* **AIM OF THE EXERCISE**: Each entry below should be written out exactly as it is, with no pictures.

**** DATA TO USE ****

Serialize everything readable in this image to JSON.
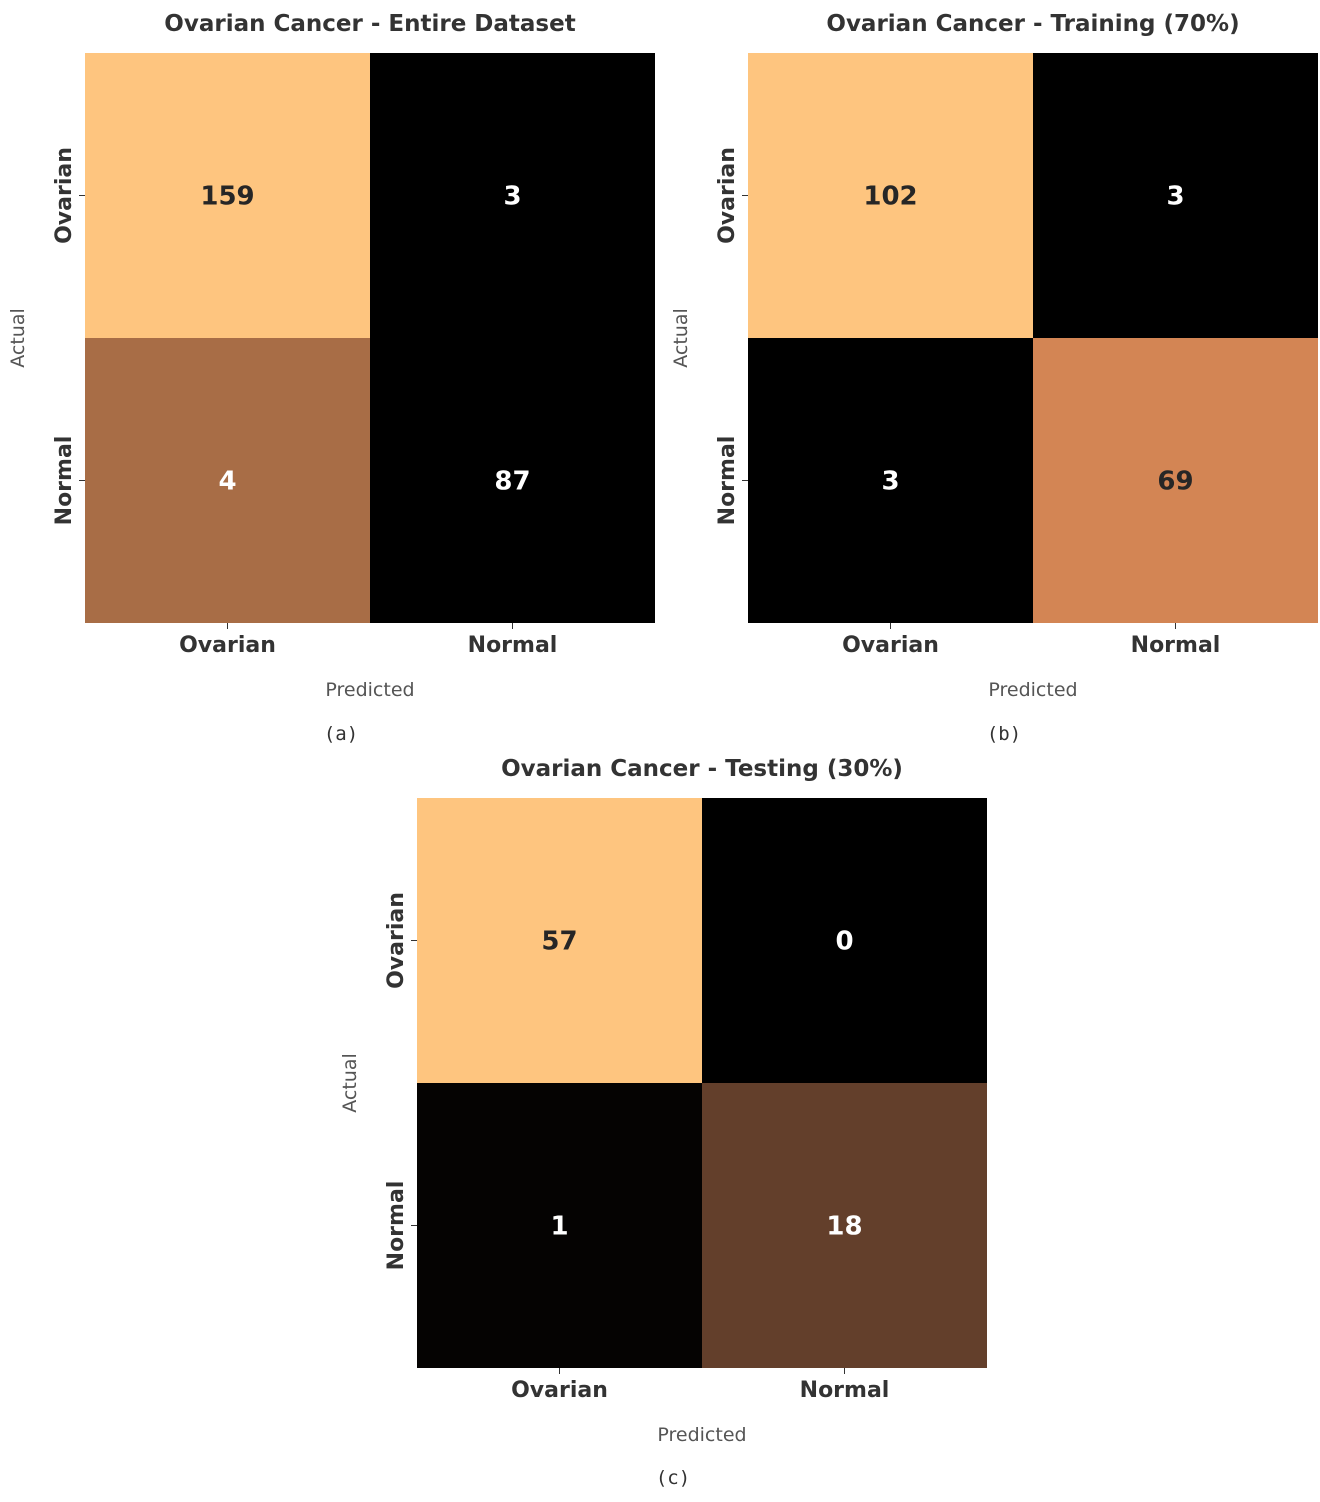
{
  "chart_data": [
    {
      "type": "heatmap",
      "title": "Ovarian Cancer - Entire Dataset",
      "xlabel": "Predicted",
      "ylabel": "Actual",
      "x_categories": [
        "Ovarian",
        "Normal"
      ],
      "y_categories": [
        "Ovarian",
        "Normal"
      ],
      "values": [
        [
          159,
          3
        ],
        [
          4,
          87
        ]
      ],
      "cell_colors": [
        [
          "#fec57f",
          "#000000"
        ],
        [
          "#a86d46",
          "#000000"
        ]
      ],
      "caption": "(a)"
    },
    {
      "type": "heatmap",
      "title": "Ovarian Cancer - Training (70%)",
      "xlabel": "Predicted",
      "ylabel": "Actual",
      "x_categories": [
        "Ovarian",
        "Normal"
      ],
      "y_categories": [
        "Ovarian",
        "Normal"
      ],
      "values": [
        [
          102,
          3
        ],
        [
          3,
          69
        ]
      ],
      "cell_colors": [
        [
          "#fec57f",
          "#000000"
        ],
        [
          "#000000",
          "#d38554"
        ]
      ],
      "caption": "(b)"
    },
    {
      "type": "heatmap",
      "title": "Ovarian Cancer - Testing (30%)",
      "xlabel": "Predicted",
      "ylabel": "Actual",
      "x_categories": [
        "Ovarian",
        "Normal"
      ],
      "y_categories": [
        "Ovarian",
        "Normal"
      ],
      "values": [
        [
          57,
          0
        ],
        [
          1,
          18
        ]
      ],
      "cell_colors": [
        [
          "#fec57f",
          "#000000"
        ],
        [
          "#050302",
          "#633f2b"
        ]
      ],
      "caption": "(c)"
    }
  ],
  "colors": {
    "dark_text": "#262626",
    "light_text": "#ffffff"
  }
}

****

* **COMPLETED EXERCISE**:
Serialize everything readable in this image to JSON.
{
  "chart_data": [
    {
      "type": "heatmap",
      "title": "Ovarian Cancer - Entire Dataset",
      "xlabel": "Predicted",
      "ylabel": "Actual",
      "x_categories": [
        "Ovarian",
        "Normal"
      ],
      "y_categories": [
        "Ovarian",
        "Normal"
      ],
      "values": [
        [
          159,
          3
        ],
        [
          4,
          87
        ]
      ],
      "cell_colors": [
        [
          "#fec57f",
          "#000000"
        ],
        [
          "#a86d46",
          "#000000"
        ]
      ],
      "caption": "(a)"
    },
    {
      "type": "heatmap",
      "title": "Ovarian Cancer - Training (70%)",
      "xlabel": "Predicted",
      "ylabel": "Actual",
      "x_categories": [
        "Ovarian",
        "Normal"
      ],
      "y_categories": [
        "Ovarian",
        "Normal"
      ],
      "values": [
        [
          102,
          3
        ],
        [
          3,
          69
        ]
      ],
      "cell_colors": [
        [
          "#fec57f",
          "#000000"
        ],
        [
          "#000000",
          "#d38554"
        ]
      ],
      "caption": "(b)"
    },
    {
      "type": "heatmap",
      "title": "Ovarian Cancer - Testing (30%)",
      "xlabel": "Predicted",
      "ylabel": "Actual",
      "x_categories": [
        "Ovarian",
        "Normal"
      ],
      "y_categories": [
        "Ovarian",
        "Normal"
      ],
      "values": [
        [
          57,
          0
        ],
        [
          1,
          18
        ]
      ],
      "cell_colors": [
        [
          "#fec57f",
          "#000000"
        ],
        [
          "#050302",
          "#633f2b"
        ]
      ],
      "caption": "(c)"
    }
  ],
  "colors": {
    "dark_text": "#262626",
    "light_text": "#ffffff"
  }
}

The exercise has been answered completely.